BEGIN Task material

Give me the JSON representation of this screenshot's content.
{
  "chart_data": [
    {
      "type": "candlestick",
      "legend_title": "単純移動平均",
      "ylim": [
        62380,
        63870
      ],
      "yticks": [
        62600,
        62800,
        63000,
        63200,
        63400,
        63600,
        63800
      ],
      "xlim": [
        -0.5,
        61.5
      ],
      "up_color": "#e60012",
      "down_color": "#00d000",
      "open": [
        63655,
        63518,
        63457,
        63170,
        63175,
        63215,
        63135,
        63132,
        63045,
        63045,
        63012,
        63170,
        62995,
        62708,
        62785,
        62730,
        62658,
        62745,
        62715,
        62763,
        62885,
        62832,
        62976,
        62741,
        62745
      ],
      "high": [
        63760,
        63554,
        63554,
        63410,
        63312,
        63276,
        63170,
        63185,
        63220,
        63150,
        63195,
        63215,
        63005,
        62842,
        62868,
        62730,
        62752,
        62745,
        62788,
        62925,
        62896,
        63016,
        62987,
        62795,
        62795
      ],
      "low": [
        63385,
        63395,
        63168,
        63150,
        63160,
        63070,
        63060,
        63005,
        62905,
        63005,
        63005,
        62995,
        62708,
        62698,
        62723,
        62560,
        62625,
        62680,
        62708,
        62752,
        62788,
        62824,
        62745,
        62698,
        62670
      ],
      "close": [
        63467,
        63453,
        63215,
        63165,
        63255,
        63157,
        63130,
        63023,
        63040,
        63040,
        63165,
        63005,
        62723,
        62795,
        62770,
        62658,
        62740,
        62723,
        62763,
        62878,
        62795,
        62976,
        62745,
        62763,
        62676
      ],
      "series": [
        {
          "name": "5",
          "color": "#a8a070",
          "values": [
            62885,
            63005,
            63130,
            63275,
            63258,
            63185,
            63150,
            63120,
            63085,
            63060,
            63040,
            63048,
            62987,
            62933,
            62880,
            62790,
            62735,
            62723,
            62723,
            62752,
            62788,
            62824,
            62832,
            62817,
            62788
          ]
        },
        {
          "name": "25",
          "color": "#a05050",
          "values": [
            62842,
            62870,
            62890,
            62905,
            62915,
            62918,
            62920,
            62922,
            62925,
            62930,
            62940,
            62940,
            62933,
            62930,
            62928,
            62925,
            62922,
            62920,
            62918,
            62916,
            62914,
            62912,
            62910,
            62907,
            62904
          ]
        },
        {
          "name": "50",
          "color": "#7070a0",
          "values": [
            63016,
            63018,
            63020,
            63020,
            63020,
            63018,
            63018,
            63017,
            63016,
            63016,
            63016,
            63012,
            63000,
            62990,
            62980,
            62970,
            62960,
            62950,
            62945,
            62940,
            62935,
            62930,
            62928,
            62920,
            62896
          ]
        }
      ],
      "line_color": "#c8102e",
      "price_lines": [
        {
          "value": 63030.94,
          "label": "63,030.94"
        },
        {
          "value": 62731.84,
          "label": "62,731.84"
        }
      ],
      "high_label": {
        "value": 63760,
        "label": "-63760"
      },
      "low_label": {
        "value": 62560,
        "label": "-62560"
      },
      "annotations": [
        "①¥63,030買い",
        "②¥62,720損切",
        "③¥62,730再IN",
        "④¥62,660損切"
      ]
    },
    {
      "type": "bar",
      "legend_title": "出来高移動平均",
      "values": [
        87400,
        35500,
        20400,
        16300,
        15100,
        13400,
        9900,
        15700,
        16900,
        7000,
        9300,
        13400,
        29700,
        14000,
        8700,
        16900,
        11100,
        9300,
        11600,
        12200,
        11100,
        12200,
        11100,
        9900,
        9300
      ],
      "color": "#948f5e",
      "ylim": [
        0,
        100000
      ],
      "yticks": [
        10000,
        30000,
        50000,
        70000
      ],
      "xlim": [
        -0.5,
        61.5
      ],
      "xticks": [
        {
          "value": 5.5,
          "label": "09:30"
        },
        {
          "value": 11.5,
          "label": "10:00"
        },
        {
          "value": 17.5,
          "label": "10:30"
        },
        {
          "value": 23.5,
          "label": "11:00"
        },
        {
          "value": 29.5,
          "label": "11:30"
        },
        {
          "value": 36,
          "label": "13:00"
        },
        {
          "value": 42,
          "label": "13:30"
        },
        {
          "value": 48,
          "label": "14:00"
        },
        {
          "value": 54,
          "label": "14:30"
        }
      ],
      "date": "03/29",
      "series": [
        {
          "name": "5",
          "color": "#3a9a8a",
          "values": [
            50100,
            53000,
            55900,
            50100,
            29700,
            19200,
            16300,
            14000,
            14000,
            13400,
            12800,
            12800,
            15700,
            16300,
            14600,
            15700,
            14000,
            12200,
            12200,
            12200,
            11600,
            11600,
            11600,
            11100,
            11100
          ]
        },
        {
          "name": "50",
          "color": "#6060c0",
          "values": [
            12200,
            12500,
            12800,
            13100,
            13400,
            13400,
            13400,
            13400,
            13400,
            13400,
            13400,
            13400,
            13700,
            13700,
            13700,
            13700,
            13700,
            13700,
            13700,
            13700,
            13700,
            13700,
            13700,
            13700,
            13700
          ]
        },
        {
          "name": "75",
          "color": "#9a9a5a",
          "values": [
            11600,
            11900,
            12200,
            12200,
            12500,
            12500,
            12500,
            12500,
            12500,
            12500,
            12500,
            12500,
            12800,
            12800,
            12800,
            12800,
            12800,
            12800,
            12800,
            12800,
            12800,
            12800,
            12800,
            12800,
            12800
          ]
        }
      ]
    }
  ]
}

END Task material

(Problem description):
Type the material above out again, exactly.

(Expected answer):
Give me the JSON representation of this screenshot's content.
{
  "chart_data": [
    {
      "type": "candlestick",
      "legend_title": "単純移動平均",
      "ylim": [
        62380,
        63870
      ],
      "yticks": [
        62600,
        62800,
        63000,
        63200,
        63400,
        63600,
        63800
      ],
      "xlim": [
        -0.5,
        61.5
      ],
      "up_color": "#e60012",
      "down_color": "#00d000",
      "open": [
        63655,
        63518,
        63457,
        63170,
        63175,
        63215,
        63135,
        63132,
        63045,
        63045,
        63012,
        63170,
        62995,
        62708,
        62785,
        62730,
        62658,
        62745,
        62715,
        62763,
        62885,
        62832,
        62976,
        62741,
        62745
      ],
      "high": [
        63760,
        63554,
        63554,
        63410,
        63312,
        63276,
        63170,
        63185,
        63220,
        63150,
        63195,
        63215,
        63005,
        62842,
        62868,
        62730,
        62752,
        62745,
        62788,
        62925,
        62896,
        63016,
        62987,
        62795,
        62795
      ],
      "low": [
        63385,
        63395,
        63168,
        63150,
        63160,
        63070,
        63060,
        63005,
        62905,
        63005,
        63005,
        62995,
        62708,
        62698,
        62723,
        62560,
        62625,
        62680,
        62708,
        62752,
        62788,
        62824,
        62745,
        62698,
        62670
      ],
      "close": [
        63467,
        63453,
        63215,
        63165,
        63255,
        63157,
        63130,
        63023,
        63040,
        63040,
        63165,
        63005,
        62723,
        62795,
        62770,
        62658,
        62740,
        62723,
        62763,
        62878,
        62795,
        62976,
        62745,
        62763,
        62676
      ],
      "series": [
        {
          "name": "5",
          "color": "#a8a070",
          "values": [
            62885,
            63005,
            63130,
            63275,
            63258,
            63185,
            63150,
            63120,
            63085,
            63060,
            63040,
            63048,
            62987,
            62933,
            62880,
            62790,
            62735,
            62723,
            62723,
            62752,
            62788,
            62824,
            62832,
            62817,
            62788
          ]
        },
        {
          "name": "25",
          "color": "#a05050",
          "values": [
            62842,
            62870,
            62890,
            62905,
            62915,
            62918,
            62920,
            62922,
            62925,
            62930,
            62940,
            62940,
            62933,
            62930,
            62928,
            62925,
            62922,
            62920,
            62918,
            62916,
            62914,
            62912,
            62910,
            62907,
            62904
          ]
        },
        {
          "name": "50",
          "color": "#7070a0",
          "values": [
            63016,
            63018,
            63020,
            63020,
            63020,
            63018,
            63018,
            63017,
            63016,
            63016,
            63016,
            63012,
            63000,
            62990,
            62980,
            62970,
            62960,
            62950,
            62945,
            62940,
            62935,
            62930,
            62928,
            62920,
            62896
          ]
        }
      ],
      "line_color": "#c8102e",
      "price_lines": [
        {
          "value": 63030.94,
          "label": "63,030.94"
        },
        {
          "value": 62731.84,
          "label": "62,731.84"
        }
      ],
      "high_label": {
        "value": 63760,
        "label": "-63760"
      },
      "low_label": {
        "value": 62560,
        "label": "-62560"
      },
      "annotations": [
        "①¥63,030買い",
        "②¥62,720損切",
        "③¥62,730再IN",
        "④¥62,660損切"
      ]
    },
    {
      "type": "bar",
      "legend_title": "出来高移動平均",
      "values": [
        87400,
        35500,
        20400,
        16300,
        15100,
        13400,
        9900,
        15700,
        16900,
        7000,
        9300,
        13400,
        29700,
        14000,
        8700,
        16900,
        11100,
        9300,
        11600,
        12200,
        11100,
        12200,
        11100,
        9900,
        9300
      ],
      "color": "#948f5e",
      "ylim": [
        0,
        100000
      ],
      "yticks": [
        10000,
        30000,
        50000,
        70000
      ],
      "xlim": [
        -0.5,
        61.5
      ],
      "xticks": [
        {
          "value": 5.5,
          "label": "09:30"
        },
        {
          "value": 11.5,
          "label": "10:00"
        },
        {
          "value": 17.5,
          "label": "10:30"
        },
        {
          "value": 23.5,
          "label": "11:00"
        },
        {
          "value": 29.5,
          "label": "11:30"
        },
        {
          "value": 36,
          "label": "13:00"
        },
        {
          "value": 42,
          "label": "13:30"
        },
        {
          "value": 48,
          "label": "14:00"
        },
        {
          "value": 54,
          "label": "14:30"
        }
      ],
      "date": "03/29",
      "series": [
        {
          "name": "5",
          "color": "#3a9a8a",
          "values": [
            50100,
            53000,
            55900,
            50100,
            29700,
            19200,
            16300,
            14000,
            14000,
            13400,
            12800,
            12800,
            15700,
            16300,
            14600,
            15700,
            14000,
            12200,
            12200,
            12200,
            11600,
            11600,
            11600,
            11100,
            11100
          ]
        },
        {
          "name": "50",
          "color": "#6060c0",
          "values": [
            12200,
            12500,
            12800,
            13100,
            13400,
            13400,
            13400,
            13400,
            13400,
            13400,
            13400,
            13400,
            13700,
            13700,
            13700,
            13700,
            13700,
            13700,
            13700,
            13700,
            13700,
            13700,
            13700,
            13700,
            13700
          ]
        },
        {
          "name": "75",
          "color": "#9a9a5a",
          "values": [
            11600,
            11900,
            12200,
            12200,
            12500,
            12500,
            12500,
            12500,
            12500,
            12500,
            12500,
            12500,
            12800,
            12800,
            12800,
            12800,
            12800,
            12800,
            12800,
            12800,
            12800,
            12800,
            12800,
            12800,
            12800
          ]
        }
      ]
    }
  ]
}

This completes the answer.